● PROVIDED MATERIAL:
————

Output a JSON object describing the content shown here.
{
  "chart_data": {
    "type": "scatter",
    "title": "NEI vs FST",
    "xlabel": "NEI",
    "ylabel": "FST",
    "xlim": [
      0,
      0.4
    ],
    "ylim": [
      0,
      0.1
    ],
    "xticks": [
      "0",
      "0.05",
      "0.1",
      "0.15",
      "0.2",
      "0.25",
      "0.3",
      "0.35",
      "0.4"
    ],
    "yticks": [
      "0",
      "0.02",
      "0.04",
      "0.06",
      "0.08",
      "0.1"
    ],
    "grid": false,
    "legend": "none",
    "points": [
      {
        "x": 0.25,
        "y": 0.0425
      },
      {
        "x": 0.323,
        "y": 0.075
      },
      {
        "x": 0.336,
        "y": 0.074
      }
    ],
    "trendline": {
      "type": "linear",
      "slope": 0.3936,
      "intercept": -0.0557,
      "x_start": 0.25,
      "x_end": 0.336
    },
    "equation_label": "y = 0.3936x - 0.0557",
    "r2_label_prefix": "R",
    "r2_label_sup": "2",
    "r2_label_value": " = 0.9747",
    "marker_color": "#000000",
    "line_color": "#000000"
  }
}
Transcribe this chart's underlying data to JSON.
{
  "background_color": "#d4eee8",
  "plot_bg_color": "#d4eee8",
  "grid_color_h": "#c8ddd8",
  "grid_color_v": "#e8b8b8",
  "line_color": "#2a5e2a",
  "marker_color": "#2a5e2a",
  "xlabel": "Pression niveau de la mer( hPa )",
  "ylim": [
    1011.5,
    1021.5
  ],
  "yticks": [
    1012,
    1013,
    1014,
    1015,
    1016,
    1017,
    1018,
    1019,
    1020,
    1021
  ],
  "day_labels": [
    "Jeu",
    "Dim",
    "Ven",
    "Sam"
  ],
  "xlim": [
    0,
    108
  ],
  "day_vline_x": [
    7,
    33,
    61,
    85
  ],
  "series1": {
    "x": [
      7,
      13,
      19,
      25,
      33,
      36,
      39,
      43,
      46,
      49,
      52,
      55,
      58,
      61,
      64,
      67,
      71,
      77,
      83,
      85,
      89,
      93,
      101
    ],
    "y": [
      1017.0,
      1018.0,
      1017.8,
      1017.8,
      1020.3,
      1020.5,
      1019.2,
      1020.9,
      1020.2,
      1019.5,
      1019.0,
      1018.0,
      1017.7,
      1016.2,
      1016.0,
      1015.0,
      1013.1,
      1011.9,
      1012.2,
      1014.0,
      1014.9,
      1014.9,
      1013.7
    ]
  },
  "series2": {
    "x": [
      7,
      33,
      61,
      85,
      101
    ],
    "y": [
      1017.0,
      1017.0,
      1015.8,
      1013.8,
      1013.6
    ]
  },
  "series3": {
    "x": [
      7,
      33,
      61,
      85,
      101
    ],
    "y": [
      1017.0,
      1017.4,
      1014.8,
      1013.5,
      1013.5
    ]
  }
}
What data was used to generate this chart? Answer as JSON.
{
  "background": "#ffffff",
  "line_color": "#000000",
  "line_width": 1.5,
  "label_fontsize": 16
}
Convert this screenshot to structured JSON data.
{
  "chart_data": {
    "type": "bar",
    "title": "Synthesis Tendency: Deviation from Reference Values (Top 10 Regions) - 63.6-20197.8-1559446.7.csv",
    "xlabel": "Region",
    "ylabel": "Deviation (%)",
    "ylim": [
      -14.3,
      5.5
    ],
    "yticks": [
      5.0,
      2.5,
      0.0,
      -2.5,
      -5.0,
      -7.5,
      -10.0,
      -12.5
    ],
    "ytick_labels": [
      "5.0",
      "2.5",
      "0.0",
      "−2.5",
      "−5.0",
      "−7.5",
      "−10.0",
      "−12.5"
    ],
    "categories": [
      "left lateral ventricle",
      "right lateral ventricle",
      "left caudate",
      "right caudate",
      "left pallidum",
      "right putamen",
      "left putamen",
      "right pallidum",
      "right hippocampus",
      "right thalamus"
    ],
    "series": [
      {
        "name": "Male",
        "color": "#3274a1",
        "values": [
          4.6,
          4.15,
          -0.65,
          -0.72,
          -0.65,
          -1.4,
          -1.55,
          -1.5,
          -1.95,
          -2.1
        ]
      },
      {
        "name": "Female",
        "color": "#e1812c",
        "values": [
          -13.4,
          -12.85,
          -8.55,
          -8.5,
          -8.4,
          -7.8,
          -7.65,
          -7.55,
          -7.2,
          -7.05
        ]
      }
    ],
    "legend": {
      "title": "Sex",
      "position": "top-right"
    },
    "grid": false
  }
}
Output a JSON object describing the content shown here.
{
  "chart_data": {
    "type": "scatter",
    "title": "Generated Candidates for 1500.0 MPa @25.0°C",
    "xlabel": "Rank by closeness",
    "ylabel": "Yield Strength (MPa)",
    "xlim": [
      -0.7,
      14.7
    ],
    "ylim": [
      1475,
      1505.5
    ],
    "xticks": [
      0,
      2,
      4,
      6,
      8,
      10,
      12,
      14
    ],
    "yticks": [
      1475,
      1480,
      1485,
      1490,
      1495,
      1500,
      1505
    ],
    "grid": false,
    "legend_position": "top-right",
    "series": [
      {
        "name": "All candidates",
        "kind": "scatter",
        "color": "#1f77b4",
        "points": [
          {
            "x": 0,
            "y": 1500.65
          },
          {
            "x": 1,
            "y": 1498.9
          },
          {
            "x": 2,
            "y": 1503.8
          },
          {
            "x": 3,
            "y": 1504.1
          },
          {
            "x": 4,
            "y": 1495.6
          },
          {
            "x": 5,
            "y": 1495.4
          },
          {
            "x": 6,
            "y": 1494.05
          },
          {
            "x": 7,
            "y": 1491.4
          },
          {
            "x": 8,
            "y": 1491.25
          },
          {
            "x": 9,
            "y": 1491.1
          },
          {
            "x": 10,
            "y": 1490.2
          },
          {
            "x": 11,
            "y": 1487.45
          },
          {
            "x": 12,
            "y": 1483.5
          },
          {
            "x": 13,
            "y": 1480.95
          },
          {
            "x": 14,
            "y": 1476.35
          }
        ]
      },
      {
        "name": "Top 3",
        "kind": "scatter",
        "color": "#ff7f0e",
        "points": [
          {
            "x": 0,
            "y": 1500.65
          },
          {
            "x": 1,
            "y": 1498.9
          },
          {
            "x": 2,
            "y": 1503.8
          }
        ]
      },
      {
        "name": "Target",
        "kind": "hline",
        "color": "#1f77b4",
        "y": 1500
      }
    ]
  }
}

————

● YOUR OBJECTIVE: Write out every entry verbatim.

● THE SOLUTION:
Output a JSON object describing the content shown here.
{
  "chart_data": {
    "type": "scatter",
    "title": "NEI vs FST",
    "xlabel": "NEI",
    "ylabel": "FST",
    "xlim": [
      0,
      0.4
    ],
    "ylim": [
      0,
      0.1
    ],
    "xticks": [
      "0",
      "0.05",
      "0.1",
      "0.15",
      "0.2",
      "0.25",
      "0.3",
      "0.35",
      "0.4"
    ],
    "yticks": [
      "0",
      "0.02",
      "0.04",
      "0.06",
      "0.08",
      "0.1"
    ],
    "grid": false,
    "legend": "none",
    "points": [
      {
        "x": 0.25,
        "y": 0.0425
      },
      {
        "x": 0.323,
        "y": 0.075
      },
      {
        "x": 0.336,
        "y": 0.074
      }
    ],
    "trendline": {
      "type": "linear",
      "slope": 0.3936,
      "intercept": -0.0557,
      "x_start": 0.25,
      "x_end": 0.336
    },
    "equation_label": "y = 0.3936x - 0.0557",
    "r2_label_prefix": "R",
    "r2_label_sup": "2",
    "r2_label_value": " = 0.9747",
    "marker_color": "#000000",
    "line_color": "#000000"
  }
}
Transcribe this chart's underlying data to JSON.
{
  "background_color": "#d4eee8",
  "plot_bg_color": "#d4eee8",
  "grid_color_h": "#c8ddd8",
  "grid_color_v": "#e8b8b8",
  "line_color": "#2a5e2a",
  "marker_color": "#2a5e2a",
  "xlabel": "Pression niveau de la mer( hPa )",
  "ylim": [
    1011.5,
    1021.5
  ],
  "yticks": [
    1012,
    1013,
    1014,
    1015,
    1016,
    1017,
    1018,
    1019,
    1020,
    1021
  ],
  "day_labels": [
    "Jeu",
    "Dim",
    "Ven",
    "Sam"
  ],
  "xlim": [
    0,
    108
  ],
  "day_vline_x": [
    7,
    33,
    61,
    85
  ],
  "series1": {
    "x": [
      7,
      13,
      19,
      25,
      33,
      36,
      39,
      43,
      46,
      49,
      52,
      55,
      58,
      61,
      64,
      67,
      71,
      77,
      83,
      85,
      89,
      93,
      101
    ],
    "y": [
      1017.0,
      1018.0,
      1017.8,
      1017.8,
      1020.3,
      1020.5,
      1019.2,
      1020.9,
      1020.2,
      1019.5,
      1019.0,
      1018.0,
      1017.7,
      1016.2,
      1016.0,
      1015.0,
      1013.1,
      1011.9,
      1012.2,
      1014.0,
      1014.9,
      1014.9,
      1013.7
    ]
  },
  "series2": {
    "x": [
      7,
      33,
      61,
      85,
      101
    ],
    "y": [
      1017.0,
      1017.0,
      1015.8,
      1013.8,
      1013.6
    ]
  },
  "series3": {
    "x": [
      7,
      33,
      61,
      85,
      101
    ],
    "y": [
      1017.0,
      1017.4,
      1014.8,
      1013.5,
      1013.5
    ]
  }
}
What data was used to generate this chart? Answer as JSON.
{
  "background": "#ffffff",
  "line_color": "#000000",
  "line_width": 1.5,
  "label_fontsize": 16
}
Convert this screenshot to structured JSON data.
{
  "chart_data": {
    "type": "bar",
    "title": "Synthesis Tendency: Deviation from Reference Values (Top 10 Regions) - 63.6-20197.8-1559446.7.csv",
    "xlabel": "Region",
    "ylabel": "Deviation (%)",
    "ylim": [
      -14.3,
      5.5
    ],
    "yticks": [
      5.0,
      2.5,
      0.0,
      -2.5,
      -5.0,
      -7.5,
      -10.0,
      -12.5
    ],
    "ytick_labels": [
      "5.0",
      "2.5",
      "0.0",
      "−2.5",
      "−5.0",
      "−7.5",
      "−10.0",
      "−12.5"
    ],
    "categories": [
      "left lateral ventricle",
      "right lateral ventricle",
      "left caudate",
      "right caudate",
      "left pallidum",
      "right putamen",
      "left putamen",
      "right pallidum",
      "right hippocampus",
      "right thalamus"
    ],
    "series": [
      {
        "name": "Male",
        "color": "#3274a1",
        "values": [
          4.6,
          4.15,
          -0.65,
          -0.72,
          -0.65,
          -1.4,
          -1.55,
          -1.5,
          -1.95,
          -2.1
        ]
      },
      {
        "name": "Female",
        "color": "#e1812c",
        "values": [
          -13.4,
          -12.85,
          -8.55,
          -8.5,
          -8.4,
          -7.8,
          -7.65,
          -7.55,
          -7.2,
          -7.05
        ]
      }
    ],
    "legend": {
      "title": "Sex",
      "position": "top-right"
    },
    "grid": false
  }
}
Output a JSON object describing the content shown here.
{
  "chart_data": {
    "type": "scatter",
    "title": "Generated Candidates for 1500.0 MPa @25.0°C",
    "xlabel": "Rank by closeness",
    "ylabel": "Yield Strength (MPa)",
    "xlim": [
      -0.7,
      14.7
    ],
    "ylim": [
      1475,
      1505.5
    ],
    "xticks": [
      0,
      2,
      4,
      6,
      8,
      10,
      12,
      14
    ],
    "yticks": [
      1475,
      1480,
      1485,
      1490,
      1495,
      1500,
      1505
    ],
    "grid": false,
    "legend_position": "top-right",
    "series": [
      {
        "name": "All candidates",
        "kind": "scatter",
        "color": "#1f77b4",
        "points": [
          {
            "x": 0,
            "y": 1500.65
          },
          {
            "x": 1,
            "y": 1498.9
          },
          {
            "x": 2,
            "y": 1503.8
          },
          {
            "x": 3,
            "y": 1504.1
          },
          {
            "x": 4,
            "y": 1495.6
          },
          {
            "x": 5,
            "y": 1495.4
          },
          {
            "x": 6,
            "y": 1494.05
          },
          {
            "x": 7,
            "y": 1491.4
          },
          {
            "x": 8,
            "y": 1491.25
          },
          {
            "x": 9,
            "y": 1491.1
          },
          {
            "x": 10,
            "y": 1490.2
          },
          {
            "x": 11,
            "y": 1487.45
          },
          {
            "x": 12,
            "y": 1483.5
          },
          {
            "x": 13,
            "y": 1480.95
          },
          {
            "x": 14,
            "y": 1476.35
          }
        ]
      },
      {
        "name": "Top 3",
        "kind": "scatter",
        "color": "#ff7f0e",
        "points": [
          {
            "x": 0,
            "y": 1500.65
          },
          {
            "x": 1,
            "y": 1498.9
          },
          {
            "x": 2,
            "y": 1503.8
          }
        ]
      },
      {
        "name": "Target",
        "kind": "hline",
        "color": "#1f77b4",
        "y": 1500
      }
    ]
  }
}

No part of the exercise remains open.